Task details = Each entry below should be returned exactly as is, with the pictures removed.

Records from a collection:
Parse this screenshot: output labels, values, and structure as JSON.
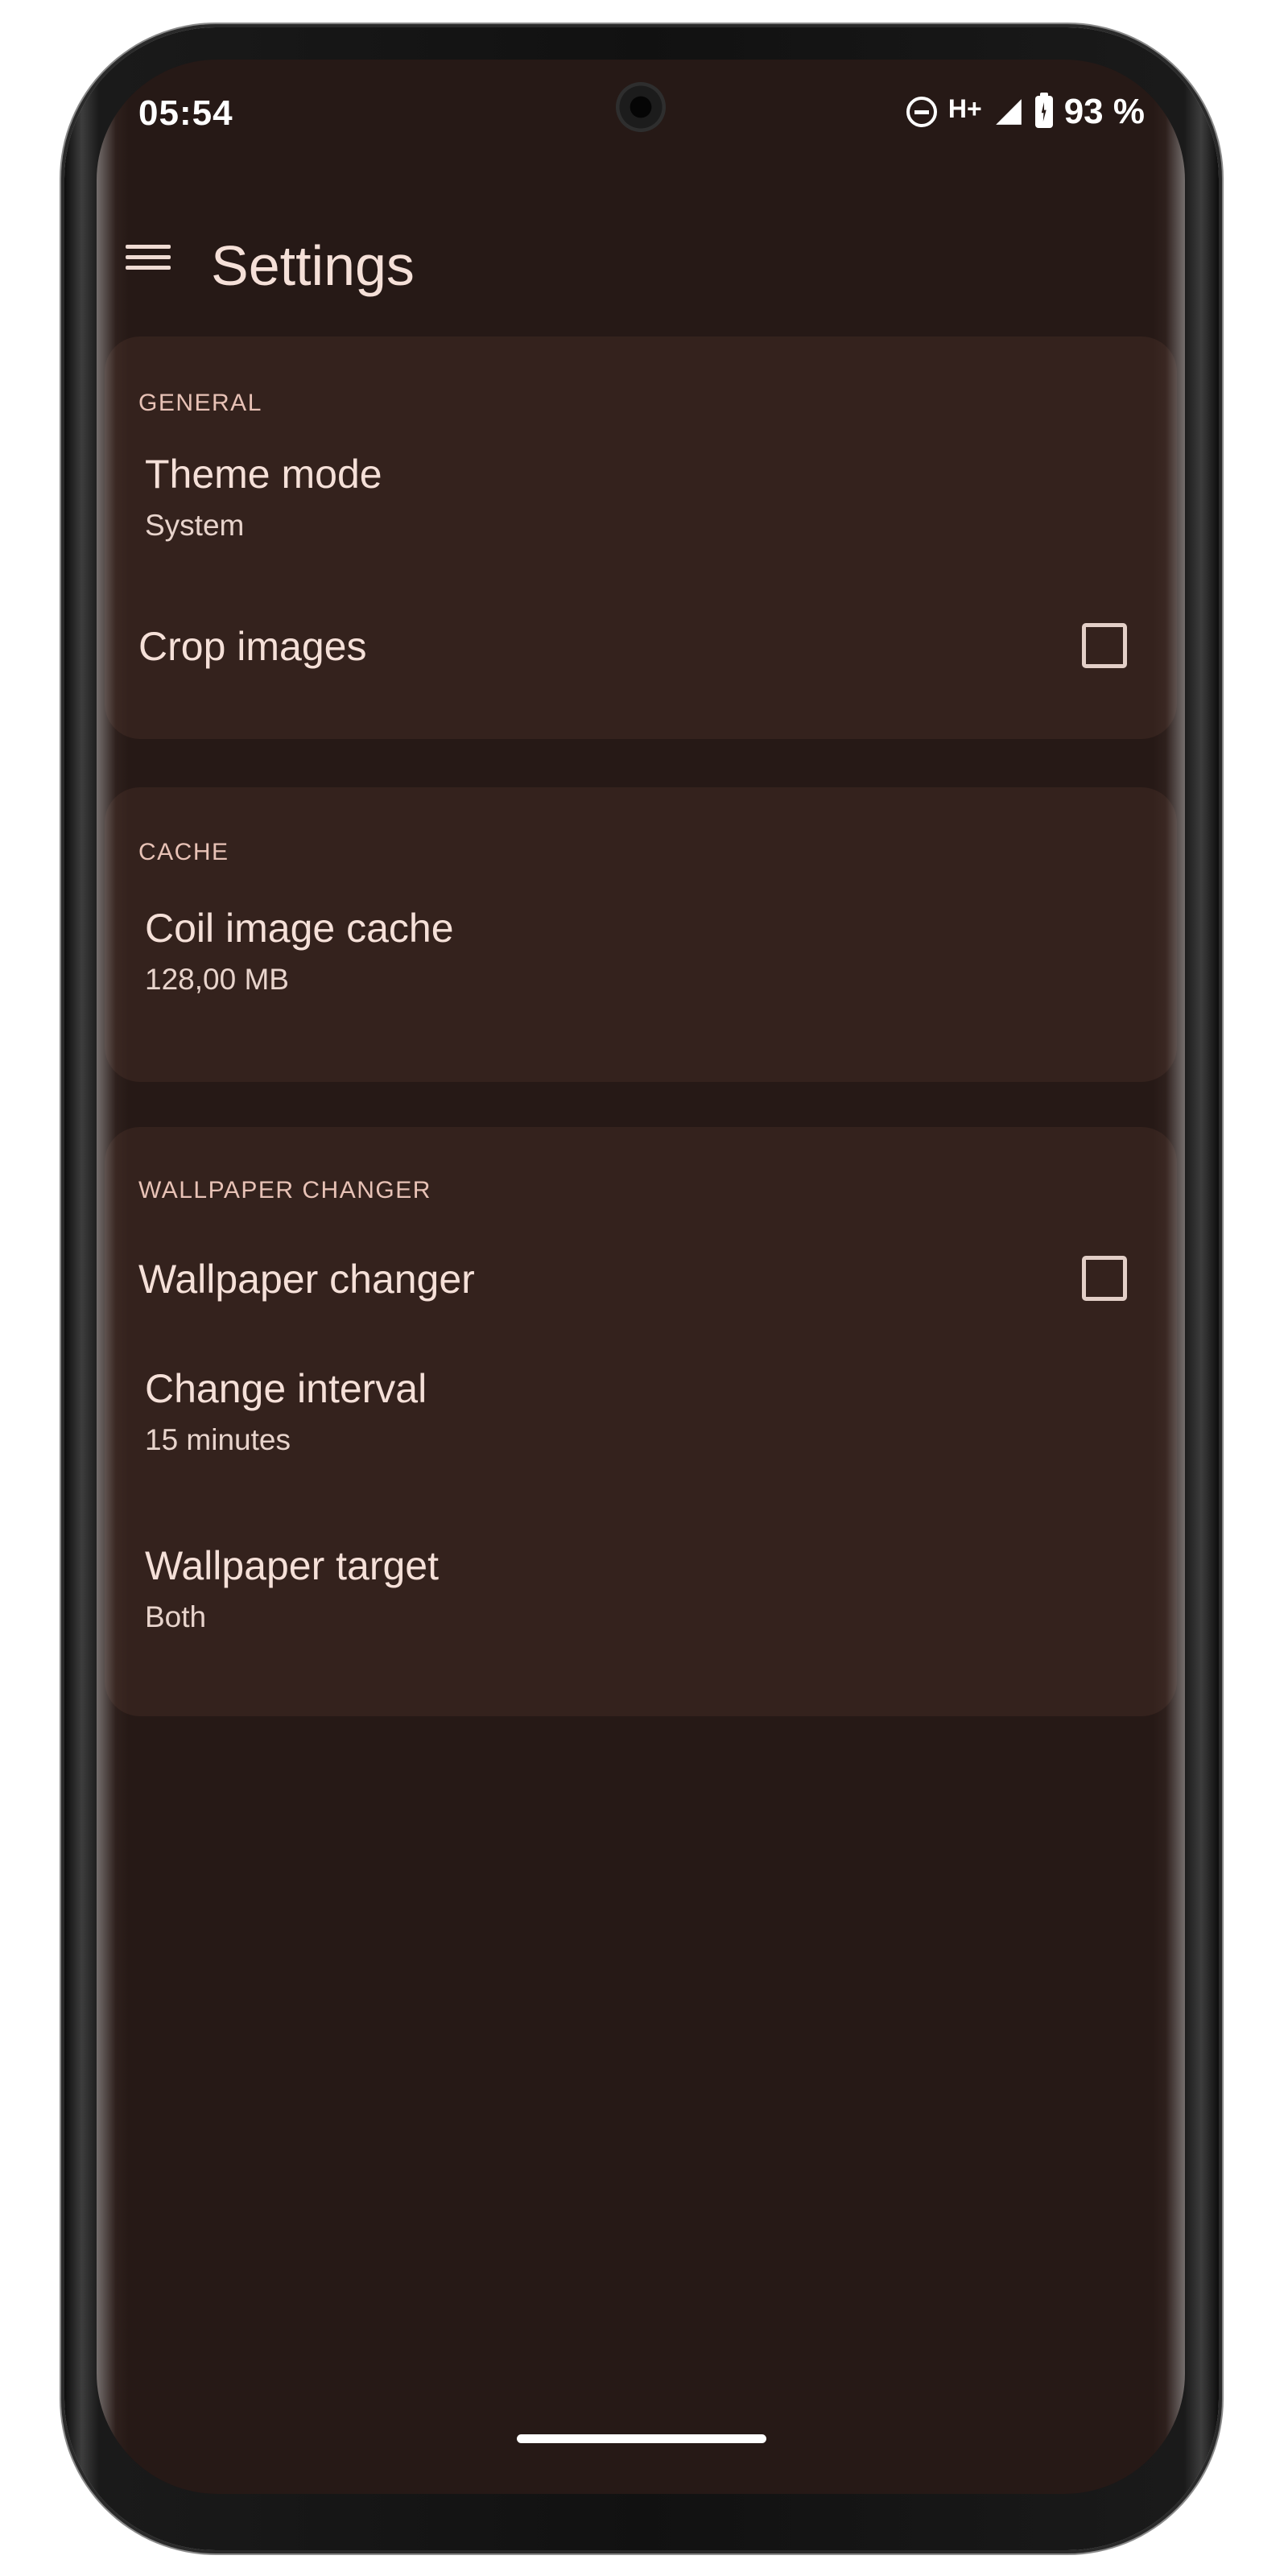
{
  "status_bar": {
    "time": "05:54",
    "network_type": "H+",
    "battery": "93 %",
    "icons": [
      "do-not-disturb-icon",
      "signal-icon",
      "battery-charging-icon"
    ]
  },
  "app_bar": {
    "title": "Settings",
    "menu_icon": "menu-icon"
  },
  "sections": {
    "general": {
      "header": "GENERAL",
      "theme_mode": {
        "title": "Theme mode",
        "summary": "System"
      },
      "crop_images": {
        "title": "Crop images",
        "checked": false
      }
    },
    "cache": {
      "header": "CACHE",
      "coil_cache": {
        "title": "Coil image cache",
        "summary": "128,00 MB"
      }
    },
    "wallpaper": {
      "header": "WALLPAPER CHANGER",
      "changer": {
        "title": "Wallpaper changer",
        "checked": false
      },
      "interval": {
        "title": "Change interval",
        "summary": "15 minutes"
      },
      "target": {
        "title": "Wallpaper target",
        "summary": "Both"
      }
    }
  },
  "colors": {
    "background": "#261916",
    "card": "#34221d",
    "text_primary": "#f5e0d8",
    "section_header": "#e8c2b6"
  }
}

Result =
Parse this screenshot: output labels, values, and structure as JSON.
{
  "status_bar": {
    "time": "05:54",
    "network_type": "H+",
    "battery": "93 %",
    "icons": [
      "do-not-disturb-icon",
      "signal-icon",
      "battery-charging-icon"
    ]
  },
  "app_bar": {
    "title": "Settings",
    "menu_icon": "menu-icon"
  },
  "sections": {
    "general": {
      "header": "GENERAL",
      "theme_mode": {
        "title": "Theme mode",
        "summary": "System"
      },
      "crop_images": {
        "title": "Crop images",
        "checked": false
      }
    },
    "cache": {
      "header": "CACHE",
      "coil_cache": {
        "title": "Coil image cache",
        "summary": "128,00 MB"
      }
    },
    "wallpaper": {
      "header": "WALLPAPER CHANGER",
      "changer": {
        "title": "Wallpaper changer",
        "checked": false
      },
      "interval": {
        "title": "Change interval",
        "summary": "15 minutes"
      },
      "target": {
        "title": "Wallpaper target",
        "summary": "Both"
      }
    }
  },
  "colors": {
    "background": "#261916",
    "card": "#34221d",
    "text_primary": "#f5e0d8",
    "section_header": "#e8c2b6"
  }
}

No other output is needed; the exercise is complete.